Records provided:
....
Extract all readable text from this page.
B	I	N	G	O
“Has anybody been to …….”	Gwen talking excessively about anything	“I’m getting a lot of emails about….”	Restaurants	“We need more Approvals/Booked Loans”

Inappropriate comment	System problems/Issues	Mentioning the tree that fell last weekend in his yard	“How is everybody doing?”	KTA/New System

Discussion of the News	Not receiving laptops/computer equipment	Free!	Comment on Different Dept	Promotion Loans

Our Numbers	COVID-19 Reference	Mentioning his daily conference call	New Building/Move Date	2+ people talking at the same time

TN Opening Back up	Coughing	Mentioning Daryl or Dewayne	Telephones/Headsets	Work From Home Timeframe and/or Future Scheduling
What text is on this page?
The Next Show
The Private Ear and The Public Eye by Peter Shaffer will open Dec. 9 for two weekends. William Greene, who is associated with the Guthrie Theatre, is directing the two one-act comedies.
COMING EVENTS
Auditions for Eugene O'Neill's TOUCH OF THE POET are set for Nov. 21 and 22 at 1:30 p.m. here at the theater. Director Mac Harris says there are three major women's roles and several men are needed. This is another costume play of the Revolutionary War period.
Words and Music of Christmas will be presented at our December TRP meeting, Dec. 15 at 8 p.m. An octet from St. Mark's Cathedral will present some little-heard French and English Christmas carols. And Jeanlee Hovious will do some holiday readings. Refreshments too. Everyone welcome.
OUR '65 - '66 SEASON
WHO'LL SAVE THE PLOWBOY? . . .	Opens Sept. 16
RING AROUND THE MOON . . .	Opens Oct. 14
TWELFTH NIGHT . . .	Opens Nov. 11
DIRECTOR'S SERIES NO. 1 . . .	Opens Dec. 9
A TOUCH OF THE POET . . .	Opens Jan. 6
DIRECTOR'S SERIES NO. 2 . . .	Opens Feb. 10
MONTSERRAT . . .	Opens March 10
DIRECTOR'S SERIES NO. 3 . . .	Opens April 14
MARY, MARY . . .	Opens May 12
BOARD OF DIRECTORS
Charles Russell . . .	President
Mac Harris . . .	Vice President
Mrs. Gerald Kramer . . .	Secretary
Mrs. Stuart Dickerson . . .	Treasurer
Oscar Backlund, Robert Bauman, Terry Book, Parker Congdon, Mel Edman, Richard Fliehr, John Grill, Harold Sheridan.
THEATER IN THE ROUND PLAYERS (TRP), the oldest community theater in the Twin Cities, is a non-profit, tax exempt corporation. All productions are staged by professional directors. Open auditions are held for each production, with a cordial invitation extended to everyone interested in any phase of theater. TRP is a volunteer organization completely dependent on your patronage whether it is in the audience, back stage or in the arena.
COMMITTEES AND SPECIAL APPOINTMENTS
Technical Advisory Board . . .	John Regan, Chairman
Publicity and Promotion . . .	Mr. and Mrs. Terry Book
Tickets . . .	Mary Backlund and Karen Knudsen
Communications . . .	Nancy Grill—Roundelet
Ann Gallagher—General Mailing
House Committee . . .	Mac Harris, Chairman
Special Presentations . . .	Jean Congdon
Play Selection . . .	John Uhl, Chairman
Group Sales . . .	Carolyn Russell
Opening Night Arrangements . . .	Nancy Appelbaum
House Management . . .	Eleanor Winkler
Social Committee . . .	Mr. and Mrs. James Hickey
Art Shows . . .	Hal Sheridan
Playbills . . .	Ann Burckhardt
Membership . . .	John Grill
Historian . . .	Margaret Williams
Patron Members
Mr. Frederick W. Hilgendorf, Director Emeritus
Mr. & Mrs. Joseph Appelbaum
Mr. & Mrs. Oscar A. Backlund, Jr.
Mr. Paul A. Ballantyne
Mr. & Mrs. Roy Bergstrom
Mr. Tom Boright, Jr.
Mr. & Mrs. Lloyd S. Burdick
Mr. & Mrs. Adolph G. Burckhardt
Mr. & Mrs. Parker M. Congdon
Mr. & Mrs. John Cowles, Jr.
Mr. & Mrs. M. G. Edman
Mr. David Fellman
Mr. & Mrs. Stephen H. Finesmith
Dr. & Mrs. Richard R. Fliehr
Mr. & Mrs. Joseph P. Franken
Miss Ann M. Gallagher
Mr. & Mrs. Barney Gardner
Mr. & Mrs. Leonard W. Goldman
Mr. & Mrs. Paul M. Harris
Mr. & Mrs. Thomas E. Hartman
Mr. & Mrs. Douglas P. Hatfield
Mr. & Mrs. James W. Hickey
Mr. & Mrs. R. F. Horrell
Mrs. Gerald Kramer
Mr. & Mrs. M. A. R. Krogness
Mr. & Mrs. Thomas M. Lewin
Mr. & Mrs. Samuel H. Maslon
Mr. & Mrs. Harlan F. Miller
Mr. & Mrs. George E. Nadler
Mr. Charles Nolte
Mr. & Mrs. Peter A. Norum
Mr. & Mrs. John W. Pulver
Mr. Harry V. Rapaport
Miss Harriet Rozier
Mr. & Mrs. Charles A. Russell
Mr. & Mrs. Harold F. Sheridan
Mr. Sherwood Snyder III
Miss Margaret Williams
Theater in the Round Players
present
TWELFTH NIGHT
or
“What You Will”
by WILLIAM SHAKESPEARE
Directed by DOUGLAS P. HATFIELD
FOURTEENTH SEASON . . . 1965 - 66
....
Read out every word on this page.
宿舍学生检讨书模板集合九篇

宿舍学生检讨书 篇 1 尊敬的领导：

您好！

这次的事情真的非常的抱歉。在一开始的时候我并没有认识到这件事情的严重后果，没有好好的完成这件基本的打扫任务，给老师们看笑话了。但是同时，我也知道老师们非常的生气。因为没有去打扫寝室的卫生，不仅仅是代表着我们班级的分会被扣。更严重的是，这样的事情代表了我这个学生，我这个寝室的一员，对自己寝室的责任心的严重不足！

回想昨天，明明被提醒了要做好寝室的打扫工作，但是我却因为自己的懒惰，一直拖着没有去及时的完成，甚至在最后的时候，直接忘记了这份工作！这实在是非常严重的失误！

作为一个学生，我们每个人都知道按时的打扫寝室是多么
....
Task goal:
Select and copy every line of the material that holds the string "President".

Result for this exercise:
Charles Russell . . .	President
Mac Harris . . .	Vice President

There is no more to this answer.